**WHAT YOU SHOULD DO:** Below is a block of records; reproduce all of them exactly and leave out any pictures.

------------

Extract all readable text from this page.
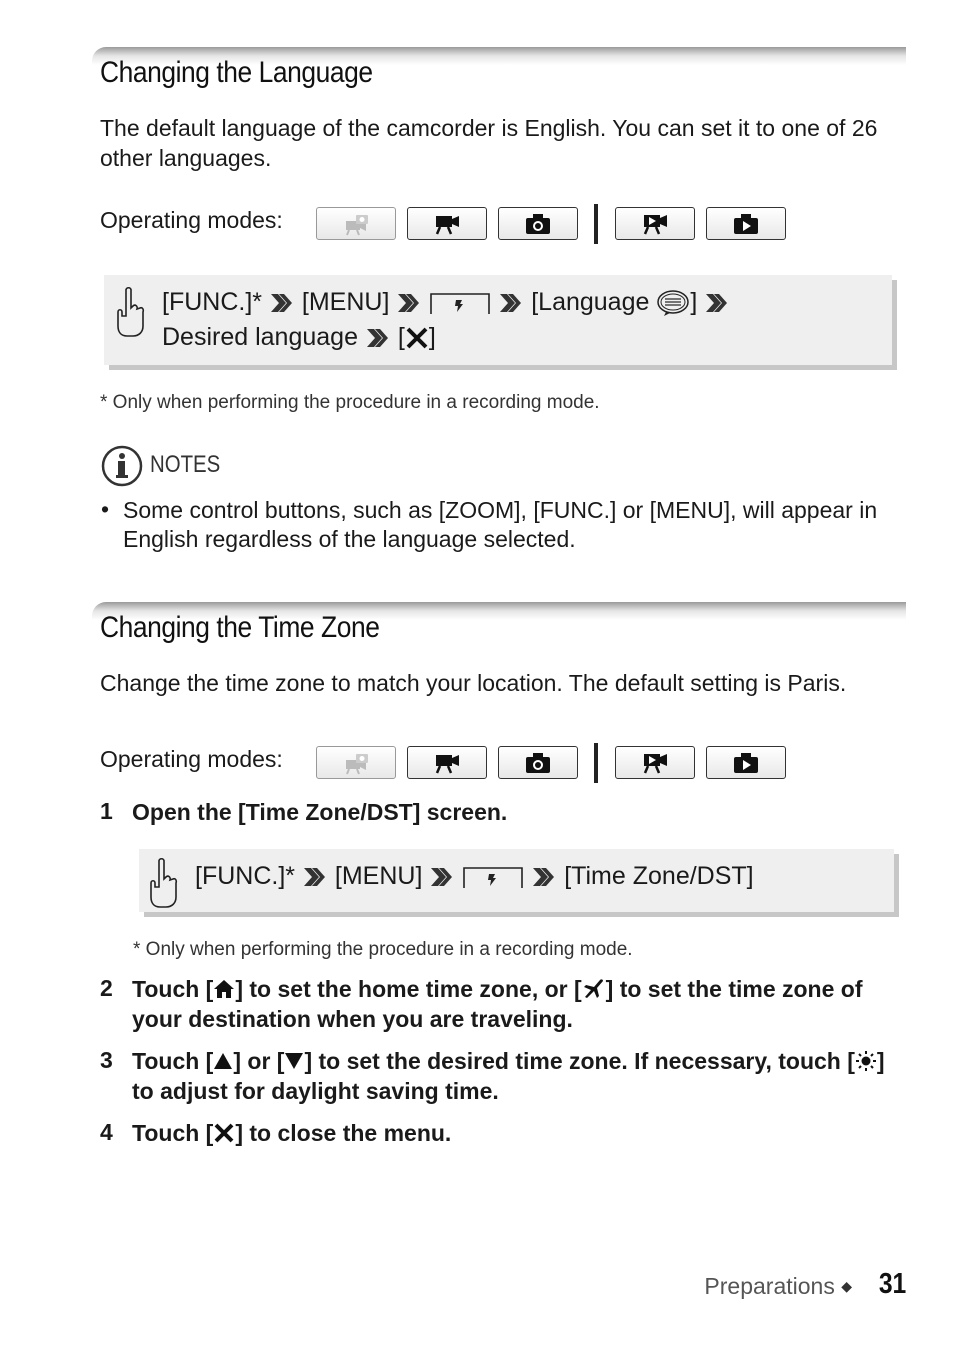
Changing the Language
The default language of the camcorder is English. You can set it to one of 26 other languages.
Operating modes:
[FUNC.]* [MENU]	[Language ]
Desired language [ ]
* Only when performing the procedure in a recording mode.
NOTES
• Some control buttons, such as [ZOOM], [FUNC.] or [MENU], will appear in English regardless of the language selected.
Changing the Time Zone
Change the time zone to match your location. The default setting is Paris.
Operating modes:
1 Open the [Time Zone/DST] screen.
[FUNC.]* [MENU]	[Time Zone/DST]
* Only when performing the procedure in a recording mode.
2 Touch [ ] to set the home time zone, or [ ] to set the time zone of your destination when you are traveling.
3 Touch [ ] or [ ] to set the desired time zone. If necessary, touch [ ] to adjust for daylight saving time.
4 Touch [ ] to close the menu.
Preparations ◆ 31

------------

**EXERCISE RESPONSE:**
Extract all readable text from this page.
Changing the Language
The default language of the camcorder is English. You can set it to one of 26 other languages.
Operating modes:
[FUNC.]* [MENU]	[Language ]
Desired language [ ]
* Only when performing the procedure in a recording mode.
NOTES
• Some control buttons, such as [ZOOM], [FUNC.] or [MENU], will appear in English regardless of the language selected.
Changing the Time Zone
Change the time zone to match your location. The default setting is Paris.
Operating modes:
1 Open the [Time Zone/DST] screen.
[FUNC.]* [MENU]	[Time Zone/DST]
* Only when performing the procedure in a recording mode.
2 Touch [ ] to set the home time zone, or [ ] to set the time zone of your destination when you are traveling.
3 Touch [ ] or [ ] to set the desired time zone. If necessary, touch [ ] to adjust for daylight saving time.
4 Touch [ ] to close the menu.
Preparations ◆ 31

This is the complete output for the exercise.